Work required =>
Reproduce each line exactly, including spacing and punctuation.

Data =>
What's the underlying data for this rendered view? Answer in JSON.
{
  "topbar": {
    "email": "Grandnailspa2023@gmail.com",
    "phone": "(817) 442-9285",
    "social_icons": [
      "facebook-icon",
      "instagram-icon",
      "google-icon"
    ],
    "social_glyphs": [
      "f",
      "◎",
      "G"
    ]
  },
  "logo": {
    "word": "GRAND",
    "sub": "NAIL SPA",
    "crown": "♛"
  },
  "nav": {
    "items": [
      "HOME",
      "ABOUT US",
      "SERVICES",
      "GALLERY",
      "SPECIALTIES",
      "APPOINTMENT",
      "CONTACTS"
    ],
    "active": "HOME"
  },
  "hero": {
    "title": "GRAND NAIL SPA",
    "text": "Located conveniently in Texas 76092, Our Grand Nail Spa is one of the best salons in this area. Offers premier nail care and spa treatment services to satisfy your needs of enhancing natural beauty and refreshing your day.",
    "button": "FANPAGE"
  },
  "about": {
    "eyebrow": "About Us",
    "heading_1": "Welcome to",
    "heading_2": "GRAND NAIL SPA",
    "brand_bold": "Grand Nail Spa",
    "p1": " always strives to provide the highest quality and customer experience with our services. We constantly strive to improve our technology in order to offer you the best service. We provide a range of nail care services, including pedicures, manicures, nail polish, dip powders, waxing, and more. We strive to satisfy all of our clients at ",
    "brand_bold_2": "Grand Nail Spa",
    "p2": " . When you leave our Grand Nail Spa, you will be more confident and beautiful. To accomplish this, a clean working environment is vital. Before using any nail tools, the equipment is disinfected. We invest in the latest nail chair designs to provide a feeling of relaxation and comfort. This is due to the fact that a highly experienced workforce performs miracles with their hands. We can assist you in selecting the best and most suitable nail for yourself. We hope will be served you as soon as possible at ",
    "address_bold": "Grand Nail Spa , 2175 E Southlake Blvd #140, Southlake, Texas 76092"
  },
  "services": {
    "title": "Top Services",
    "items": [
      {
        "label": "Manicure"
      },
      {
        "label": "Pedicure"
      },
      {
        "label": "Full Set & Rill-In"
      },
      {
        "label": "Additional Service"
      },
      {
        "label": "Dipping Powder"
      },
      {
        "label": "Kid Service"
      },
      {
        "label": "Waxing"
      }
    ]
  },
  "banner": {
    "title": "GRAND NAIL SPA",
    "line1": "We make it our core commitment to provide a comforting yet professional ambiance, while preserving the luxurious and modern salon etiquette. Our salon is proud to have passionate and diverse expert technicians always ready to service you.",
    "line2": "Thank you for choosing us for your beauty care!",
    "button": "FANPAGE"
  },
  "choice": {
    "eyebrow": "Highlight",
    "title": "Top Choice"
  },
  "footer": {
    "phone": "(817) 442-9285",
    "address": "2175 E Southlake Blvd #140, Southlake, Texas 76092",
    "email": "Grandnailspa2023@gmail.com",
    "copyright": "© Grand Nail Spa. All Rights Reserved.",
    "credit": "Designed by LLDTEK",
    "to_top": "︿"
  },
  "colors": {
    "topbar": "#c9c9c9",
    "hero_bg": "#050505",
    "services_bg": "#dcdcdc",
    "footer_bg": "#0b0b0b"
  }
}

Answer in full =>
What's the underlying data for this rendered view? Answer in JSON.
{
  "topbar": {
    "email": "Grandnailspa2023@gmail.com",
    "phone": "(817) 442-9285",
    "social_icons": [
      "facebook-icon",
      "instagram-icon",
      "google-icon"
    ],
    "social_glyphs": [
      "f",
      "◎",
      "G"
    ]
  },
  "logo": {
    "word": "GRAND",
    "sub": "NAIL SPA",
    "crown": "♛"
  },
  "nav": {
    "items": [
      "HOME",
      "ABOUT US",
      "SERVICES",
      "GALLERY",
      "SPECIALTIES",
      "APPOINTMENT",
      "CONTACTS"
    ],
    "active": "HOME"
  },
  "hero": {
    "title": "GRAND NAIL SPA",
    "text": "Located conveniently in Texas 76092, Our Grand Nail Spa is one of the best salons in this area. Offers premier nail care and spa treatment services to satisfy your needs of enhancing natural beauty and refreshing your day.",
    "button": "FANPAGE"
  },
  "about": {
    "eyebrow": "About Us",
    "heading_1": "Welcome to",
    "heading_2": "GRAND NAIL SPA",
    "brand_bold": "Grand Nail Spa",
    "p1": " always strives to provide the highest quality and customer experience with our services. We constantly strive to improve our technology in order to offer you the best service. We provide a range of nail care services, including pedicures, manicures, nail polish, dip powders, waxing, and more. We strive to satisfy all of our clients at ",
    "brand_bold_2": "Grand Nail Spa",
    "p2": " . When you leave our Grand Nail Spa, you will be more confident and beautiful. To accomplish this, a clean working environment is vital. Before using any nail tools, the equipment is disinfected. We invest in the latest nail chair designs to provide a feeling of relaxation and comfort. This is due to the fact that a highly experienced workforce performs miracles with their hands. We can assist you in selecting the best and most suitable nail for yourself. We hope will be served you as soon as possible at ",
    "address_bold": "Grand Nail Spa , 2175 E Southlake Blvd #140, Southlake, Texas 76092"
  },
  "services": {
    "title": "Top Services",
    "items": [
      {
        "label": "Manicure"
      },
      {
        "label": "Pedicure"
      },
      {
        "label": "Full Set & Rill-In"
      },
      {
        "label": "Additional Service"
      },
      {
        "label": "Dipping Powder"
      },
      {
        "label": "Kid Service"
      },
      {
        "label": "Waxing"
      }
    ]
  },
  "banner": {
    "title": "GRAND NAIL SPA",
    "line1": "We make it our core commitment to provide a comforting yet professional ambiance, while preserving the luxurious and modern salon etiquette. Our salon is proud to have passionate and diverse expert technicians always ready to service you.",
    "line2": "Thank you for choosing us for your beauty care!",
    "button": "FANPAGE"
  },
  "choice": {
    "eyebrow": "Highlight",
    "title": "Top Choice"
  },
  "footer": {
    "phone": "(817) 442-9285",
    "address": "2175 E Southlake Blvd #140, Southlake, Texas 76092",
    "email": "Grandnailspa2023@gmail.com",
    "copyright": "© Grand Nail Spa. All Rights Reserved.",
    "credit": "Designed by LLDTEK",
    "to_top": "︿"
  },
  "colors": {
    "topbar": "#c9c9c9",
    "hero_bg": "#050505",
    "services_bg": "#dcdcdc",
    "footer_bg": "#0b0b0b"
  }
}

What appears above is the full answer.